• Short problem: Search the material below for the string "GomMPPro" and list each line that holds it.

• Records for this exercise:
▼

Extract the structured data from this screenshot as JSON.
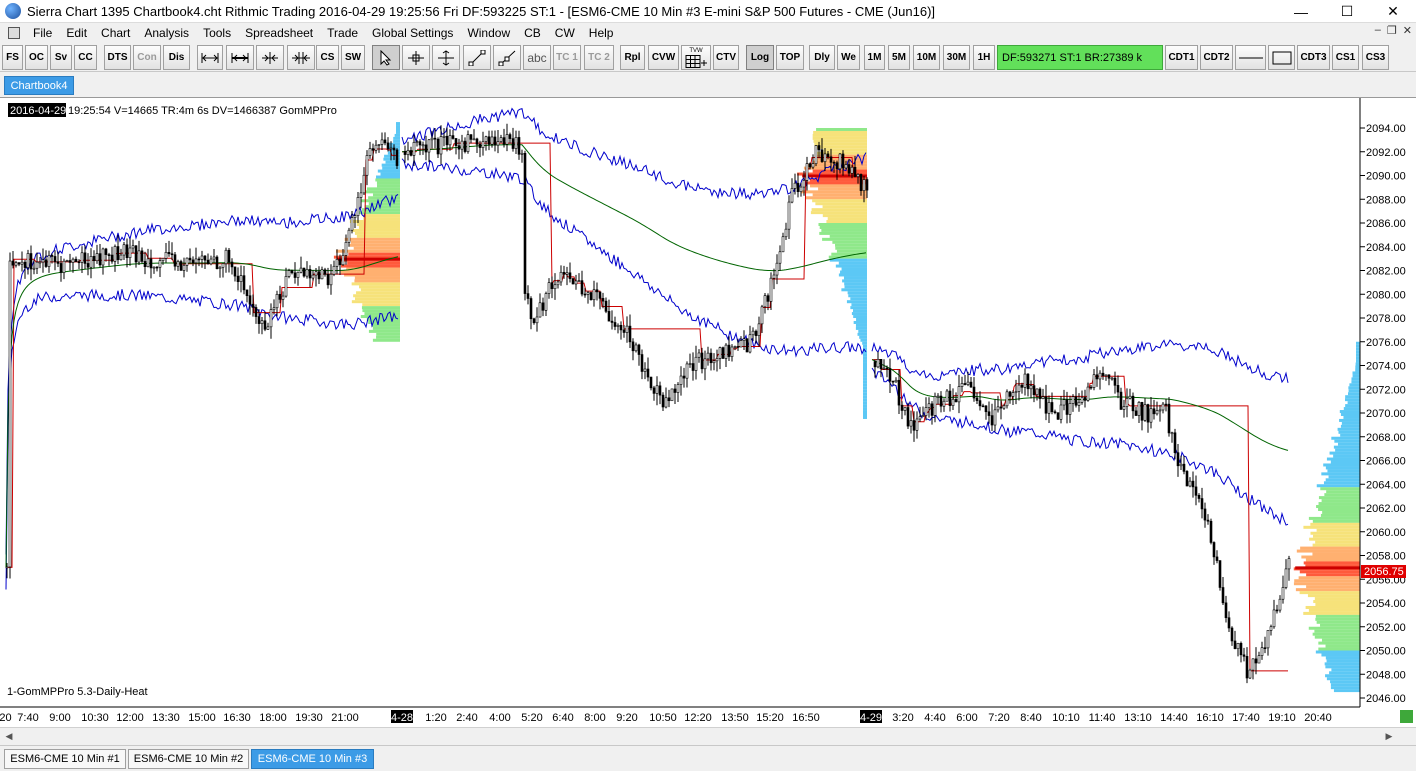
{
  "window": {
    "title": "Sierra Chart 1395 Chartbook4.cht  Rithmic Trading 2016-04-29  19:25:56 Fri  DF:593225  ST:1 - [ESM6-CME  10 Min  #3  E-mini S&P 500 Futures - CME (Jun16)]",
    "minimize": "—",
    "maximize": "☐",
    "close": "✕"
  },
  "menu": {
    "items": [
      "File",
      "Edit",
      "Chart",
      "Analysis",
      "Tools",
      "Spreadsheet",
      "Trade",
      "Global Settings",
      "Window",
      "CB",
      "CW",
      "Help"
    ],
    "mdi_buttons": [
      "–",
      "❐",
      "✕"
    ]
  },
  "toolbar": {
    "buttons": [
      "FS",
      "OC",
      "Sv",
      "CC",
      "DTS",
      "Con",
      "Dis",
      "abc",
      "TC 1",
      "TC 2",
      "Rpl",
      "CVW",
      "CTV",
      "Log",
      "TOP",
      "Dly",
      "We",
      "1M",
      "5M",
      "10M",
      "30M",
      "1H",
      "CDT1",
      "CDT2",
      "CDT3",
      "CS1",
      "CS3"
    ],
    "tvw_label": "TVW",
    "status": "DF:593271  ST:1  BR:27389 k"
  },
  "chartbook_tab": "Chartbook4",
  "chart": {
    "header": {
      "date": "2016-04-29",
      "info": "19:25:54 V=14665 TR:4m 6s DV=1466387  GomMPPro"
    },
    "study_label": "1-GomMPPro 5.3-Daily-Heat",
    "current_price": "2056.75",
    "price_axis": [
      "2094.00",
      "2092.00",
      "2090.00",
      "2088.00",
      "2086.00",
      "2084.00",
      "2082.00",
      "2080.00",
      "2078.00",
      "2076.00",
      "2074.00",
      "2072.00",
      "2070.00",
      "2068.00",
      "2066.00",
      "2064.00",
      "2062.00",
      "2060.00",
      "2058.00",
      "2056.00",
      "2054.00",
      "2052.00",
      "2050.00",
      "2048.00",
      "2046.00"
    ],
    "time_axis": [
      ":20",
      "7:40",
      "9:00",
      "10:30",
      "12:00",
      "13:30",
      "15:00",
      "16:30",
      "18:00",
      "19:30",
      "21:00",
      "4-28",
      "1:20",
      "2:40",
      "4:00",
      "5:20",
      "6:40",
      "8:00",
      "9:20",
      "10:50",
      "12:20",
      "13:50",
      "15:20",
      "16:50",
      "4-29",
      "3:20",
      "4:40",
      "6:00",
      "7:20",
      "8:40",
      "10:10",
      "11:40",
      "13:10",
      "14:40",
      "16:10",
      "17:40",
      "19:10",
      "20:40"
    ],
    "colors": {
      "candle": "#000000",
      "vwap": "#006400",
      "poc": "#cc0000",
      "bands": "#0000cc",
      "price_marker": "#e00000"
    }
  },
  "bottom_tabs": [
    "ESM6-CME  10 Min  #1",
    "ESM6-CME  10 Min  #2",
    "ESM6-CME  10 Min  #3"
  ]
}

▲

• Result:
      "info": "19:25:54 V=14665 TR:4m 6s DV=1466387  GomMPPro"
    "study_label": "1-GomMPPro 5.3-Daily-Heat",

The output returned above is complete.